### Data
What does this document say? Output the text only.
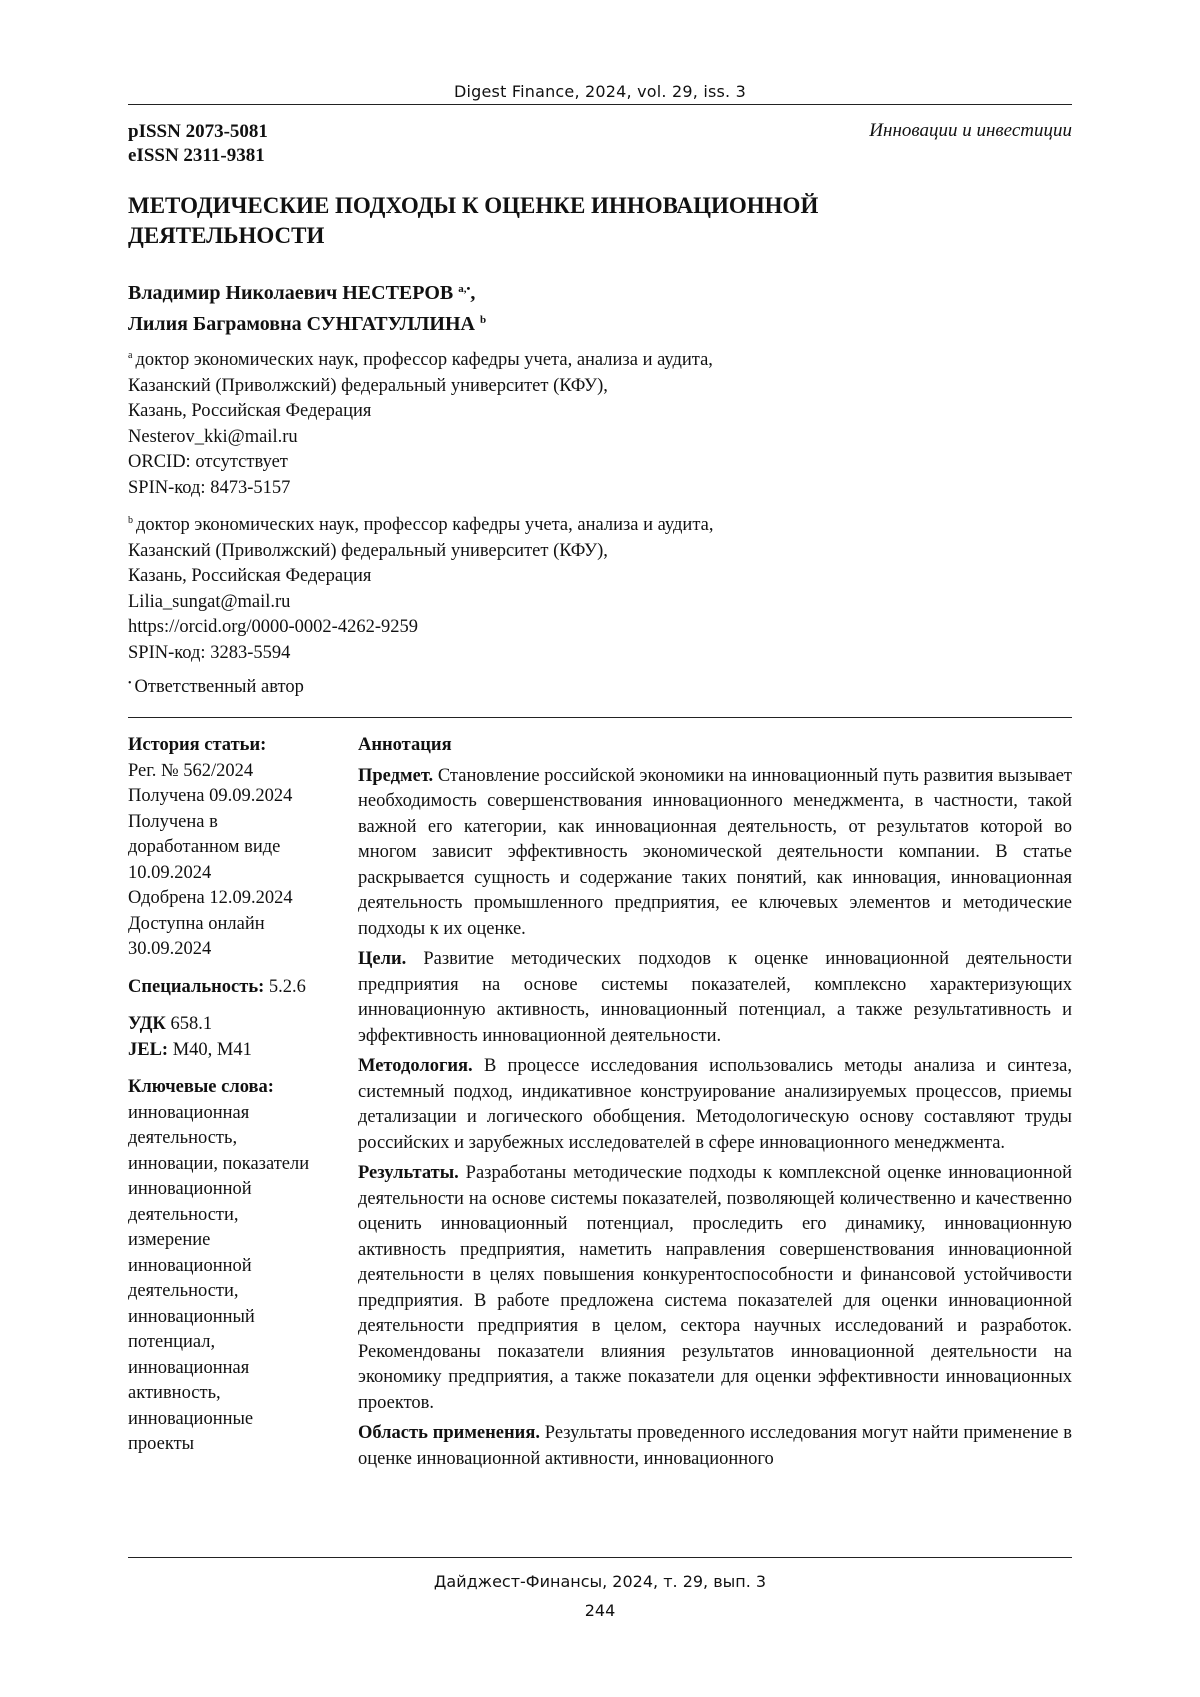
Digest Finance, 2024, vol. 29, iss. 3
pISSN 2073-5081
eISSN 2311-9381
Инновации и инвестиции
МЕТОДИЧЕСКИЕ ПОДХОДЫ К ОЦЕНКЕ ИННОВАЦИОННОЙ
ДЕЯТЕЛЬНОСТИ
Владимир Николаевич НЕСТЕРОВ $^{a,•}$,
Лилия Баграмовна СУНГАТУЛЛИНА $^b$
$^a$ доктор экономических наук, профессор кафедры учета, анализа и аудита,
Казанский (Приволжский) федеральный университет (КФУ),
Казань, Российская Федерация
Nesterov_kki@mail.ru
ORCID: отсутствует
SPIN-код: 8473-5157
$^b$ доктор экономических наук, профессор кафедры учета, анализа и аудита,
Казанский (Приволжский) федеральный университет (КФУ),
Казань, Российская Федерация
Lilia_sungat@mail.ru
https://orcid.org/0000-0002-4262-9259
SPIN-код: 3283-5594
• Ответственный автор
История статьи:
Рег. № 562/2024
Получена 09.09.2024
Получена в
доработанном виде
10.09.2024
Одобрена 12.09.2024
Доступна онлайн
30.09.2024
Специальность: 5.2.6
УДК 658.1
JEL: M40, M41
Ключевые слова:
инновационная
деятельность,
инновации, показатели
инновационной
деятельности,
измерение
инновационной
деятельности,
инновационный
потенциал,
инновационная
активность,
инновационные
проекты

Аннотация

Предмет. Становление российской экономики на инновационный путь развития вызывает необходимость совершенствования инновационного менеджмента, в частности, такой важной его категории, как инновационная деятельность, от результатов которой во многом зависит эффективность экономической деятельности компании. В статье раскрывается сущность и содержание таких понятий, как инновация, инновационная деятельность промышленного предприятия, ее ключевых элементов и методические подходы к их оценке.

Цели. Развитие методических подходов к оценке инновационной деятельности предприятия на основе системы показателей, комплексно характеризующих инновационную активность, инновационный потенциал, а также результативность и эффективность инновационной деятельности.

Методология. В процессе исследования использовались методы анализа и синтеза, системный подход, индикативное конструирование анализируемых процессов, приемы детализации и логического обобщения. Методологическую основу составляют труды российских и зарубежных исследователей в сфере инновационного менеджмента.

Результаты. Разработаны методические подходы к комплексной оценке инновационной деятельности на основе системы показателей, позволяющей количественно и качественно оценить инновационный потенциал, проследить его динамику, инновационную активность предприятия, наметить направления совершенствования инновационной деятельности в целях повышения конкурентоспособности и финансовой устойчивости предприятия. В работе предложена система показателей для оценки инновационной деятельности предприятия в целом, сектора научных исследований и разработок. Рекомендованы показатели влияния результатов инновационной деятельности на экономику предприятия, а также показатели для оценки эффективности инновационных проектов.

Область применения. Результаты проведенного исследования могут найти применение в оценке инновационной активности, инновационного

Дайджест-Финансы, 2024, т. 29, вып. 3
244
######
* [The exercise] All of the material above needs to be restated exactly, with no pictures.

* [Finished task]
What does this document say? Output the text only.
Digest Finance, 2024, vol. 29, iss. 3
pISSN 2073-5081
eISSN 2311-9381
Инновации и инвестиции
МЕТОДИЧЕСКИЕ ПОДХОДЫ К ОЦЕНКЕ ИННОВАЦИОННОЙ
ДЕЯТЕЛЬНОСТИ
Владимир Николаевич НЕСТЕРОВ $^{a,•}$,
Лилия Баграмовна СУНГАТУЛЛИНА $^b$
$^a$ доктор экономических наук, профессор кафедры учета, анализа и аудита,
Казанский (Приволжский) федеральный университет (КФУ),
Казань, Российская Федерация
Nesterov_kki@mail.ru
ORCID: отсутствует
SPIN-код: 8473-5157
$^b$ доктор экономических наук, профессор кафедры учета, анализа и аудита,
Казанский (Приволжский) федеральный университет (КФУ),
Казань, Российская Федерация
Lilia_sungat@mail.ru
https://orcid.org/0000-0002-4262-9259
SPIN-код: 3283-5594
• Ответственный автор
История статьи:
Рег. № 562/2024
Получена 09.09.2024
Получена в
доработанном виде
10.09.2024
Одобрена 12.09.2024
Доступна онлайн
30.09.2024
Специальность: 5.2.6
УДК 658.1
JEL: M40, M41
Ключевые слова:
инновационная
деятельность,
инновации, показатели
инновационной
деятельности,
измерение
инновационной
деятельности,
инновационный
потенциал,
инновационная
активность,
инновационные
проекты

Аннотация

Предмет. Становление российской экономики на инновационный путь развития вызывает необходимость совершенствования инновационного менеджмента, в частности, такой важной его категории, как инновационная деятельность, от результатов которой во многом зависит эффективность экономической деятельности компании. В статье раскрывается сущность и содержание таких понятий, как инновация, инновационная деятельность промышленного предприятия, ее ключевых элементов и методические подходы к их оценке.

Цели. Развитие методических подходов к оценке инновационной деятельности предприятия на основе системы показателей, комплексно характеризующих инновационную активность, инновационный потенциал, а также результативность и эффективность инновационной деятельности.

Методология. В процессе исследования использовались методы анализа и синтеза, системный подход, индикативное конструирование анализируемых процессов, приемы детализации и логического обобщения. Методологическую основу составляют труды российских и зарубежных исследователей в сфере инновационного менеджмента.

Результаты. Разработаны методические подходы к комплексной оценке инновационной деятельности на основе системы показателей, позволяющей количественно и качественно оценить инновационный потенциал, проследить его динамику, инновационную активность предприятия, наметить направления совершенствования инновационной деятельности в целях повышения конкурентоспособности и финансовой устойчивости предприятия. В работе предложена система показателей для оценки инновационной деятельности предприятия в целом, сектора научных исследований и разработок. Рекомендованы показатели влияния результатов инновационной деятельности на экономику предприятия, а также показатели для оценки эффективности инновационных проектов.

Область применения. Результаты проведенного исследования могут найти применение в оценке инновационной активности, инновационного

Дайджест-Финансы, 2024, т. 29, вып. 3
244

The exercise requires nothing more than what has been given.